Skip the images and return the records below exactly.

--- Given data ---

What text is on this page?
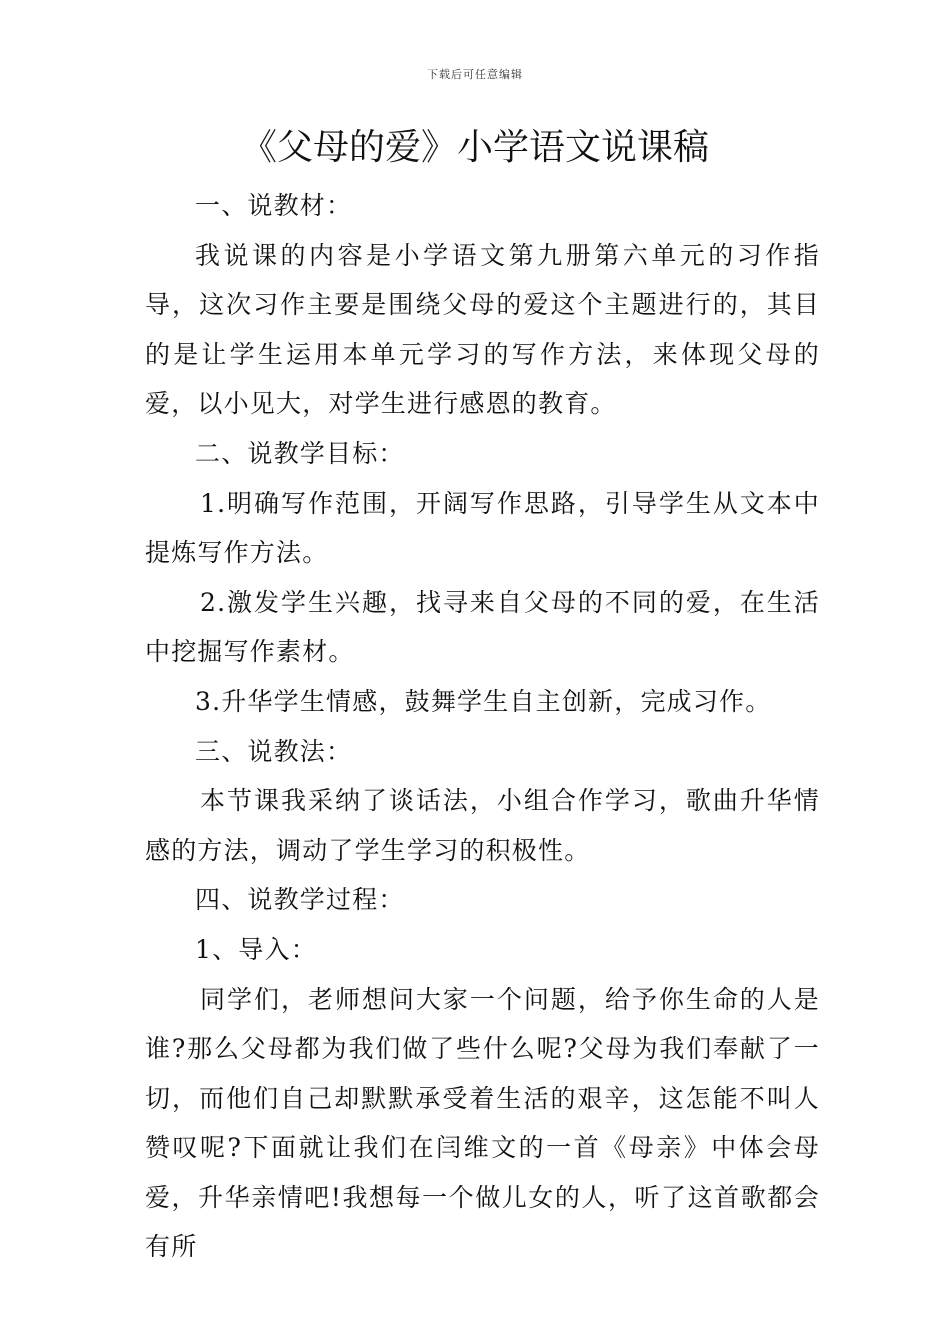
下载后可任意编辑
《父母的爱》小学语文说课稿

一、说教材：

我说课的内容是小学语文第九册第六单元的习作指导，这次习作主要是围绕父母的爱这个主题进行的，其目的是让学生运用本单元学习的写作方法，来体现父母的爱，以小见大，对学生进行感恩的教育。

二、说教学目标：

1.明确写作范围，开阔写作思路，引导学生从文本中提炼写作方法。

2.激发学生兴趣，找寻来自父母的不同的爱，在生活中挖掘写作素材。

3.升华学生情感，鼓舞学生自主创新，完成习作。

三、说教法：

本节课我采纳了谈话法，小组合作学习，歌曲升华情感的方法，调动了学生学习的积极性。

四、说教学过程：

1、导入：

同学们，老师想问大家一个问题，给予你生命的人是谁?那么父母都为我们做了些什么呢?父母为我们奉献了一切，而他们自己却默默承受着生活的艰辛，这怎能不叫人赞叹呢?下面就让我们在闫维文的一首《母亲》中体会母爱，升华亲情吧!我想每一个做儿女的人，听了这首歌都会有所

---

- [Solution to this problem]:
What text is on this page?
下载后可任意编辑
《父母的爱》小学语文说课稿

一、说教材：

我说课的内容是小学语文第九册第六单元的习作指导，这次习作主要是围绕父母的爱这个主题进行的，其目的是让学生运用本单元学习的写作方法，来体现父母的爱，以小见大，对学生进行感恩的教育。

二、说教学目标：

1.明确写作范围，开阔写作思路，引导学生从文本中提炼写作方法。

2.激发学生兴趣，找寻来自父母的不同的爱，在生活中挖掘写作素材。

3.升华学生情感，鼓舞学生自主创新，完成习作。

三、说教法：

本节课我采纳了谈话法，小组合作学习，歌曲升华情感的方法，调动了学生学习的积极性。

四、说教学过程：

1、导入：

同学们，老师想问大家一个问题，给予你生命的人是谁?那么父母都为我们做了些什么呢?父母为我们奉献了一切，而他们自己却默默承受着生活的艰辛，这怎能不叫人赞叹呢?下面就让我们在闫维文的一首《母亲》中体会母爱，升华亲情吧!我想每一个做儿女的人，听了这首歌都会有所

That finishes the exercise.